Work instructions: List each line of the records below that contains the word "Circle".
[begin Exercise input]
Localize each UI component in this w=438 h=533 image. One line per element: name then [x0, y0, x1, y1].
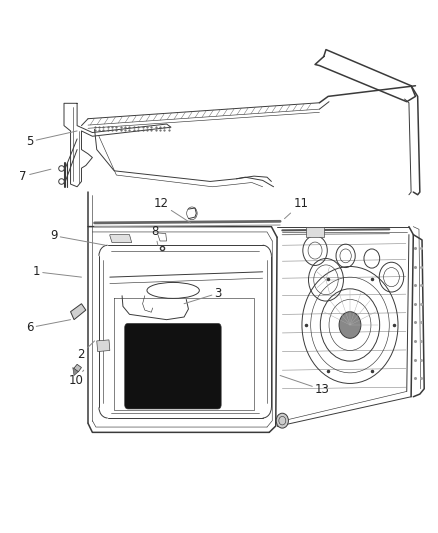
Text: 8: 8 [151, 225, 159, 245]
Bar [306, 227, 324, 237]
Text: 3: 3 [184, 287, 222, 304]
Circle shape [276, 413, 288, 428]
Text: 5: 5 [26, 131, 77, 148]
Text: 11: 11 [285, 197, 308, 219]
FancyBboxPatch shape [125, 324, 221, 409]
Text: 7: 7 [19, 169, 51, 183]
Polygon shape [110, 235, 132, 243]
Text: 13: 13 [280, 375, 330, 397]
Text: 1: 1 [32, 265, 81, 278]
Polygon shape [97, 340, 110, 352]
Text: 6: 6 [26, 320, 71, 334]
Circle shape [339, 312, 361, 338]
Text: 10: 10 [68, 370, 84, 387]
Text: 12: 12 [153, 197, 191, 223]
Polygon shape [74, 365, 81, 372]
Polygon shape [71, 304, 86, 320]
Polygon shape [73, 368, 78, 375]
Text: 9: 9 [50, 229, 106, 245]
Text: 2: 2 [77, 341, 95, 361]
[end Exercise input]
Answer for this exercise:
Circle shape [276, 413, 288, 428]
Circle shape [339, 312, 361, 338]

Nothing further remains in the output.